Federal Reserve Chair Janet Yellen said at a University of Michigan event today the Fed plans to gradually raise short-term interest rates. 

Yellen said the change in monetary policy comes after years of holding short-terms interest rates at low levels.

“I think we have a healthy economy now ... but it’s been a long time coming,” Yellen said.

Yellen said the current unemployment rate of 4.5% is “even a little bit below” what Yellen and her other colleagues at the Fed would consider “full employment.” She said inflation is “reasonably close” to the Fed’s stated goal of two percent.

She said the economy's current moderate level of growth is due in large part to increased consumer spending, but that the health of the housing market has improved, as well as investment spending and the global economy.

“Looking forward I think the economy is going to continue to grow at a moderate pace,” Yellen said. 

Yellen, who assumed office in 2014, comes to the end of her term as Fed chair next year. She said the new monetary policy of the Fed, including raising interest rates, is focused on maintaining current levels of economic growth.

After the global financial crisis of the mid-2000s, the Fed did practically everything it could from a monetary policy perspective to increase consumer spending, including holding the “overnight” interest at nearly zero percent for years, according to Yellen.

REQUESTS
1/ Repeat word for word the passage of the Yellen remarks starting with "Yellen, who assumed" and going on through "of economic growth.".
2/ Pick up the article on Yellen's remarks about raising interest rates where it stops and keep writing it.

DATA
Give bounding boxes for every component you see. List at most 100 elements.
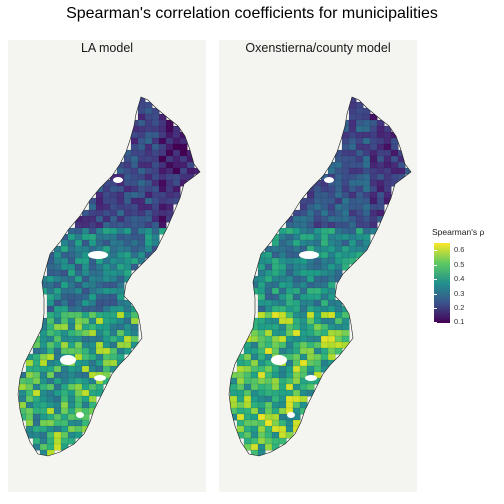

RESULTS FOR EACH TASK
1/
Yellen, who assumed office in 2014, comes to the end of her term as Fed chair next year. She said the new monetary policy of the Fed, including raising interest rates, is focused on maintaining current levels of economic growth.

2/
But in those years, lowering short-term interest wasn’t enough. The Fed also bought treasury and mortgage-backed securities to lower long-term interest rates, according to Yellen. In addition, the Fed practiced what Yellen called “forward guidance,” reassuring the financial markets that interest rates would remain low.

“Before, we had our foot pressed down on the gas pedal trying to give the economy all the ‘oomph’ we possibly could,” Yellen said. “Now, [we want to be] allowing the economy to coast and remain on an even keel.” 

Yellen also said it is important to begin rising interest rates before the economy “overheats."

“We don’t want to be in a position where we have to raise rates rapidly, which could conceivably cause another recession,” Yellen said. “We want to be ahead of the curve and not behind it.”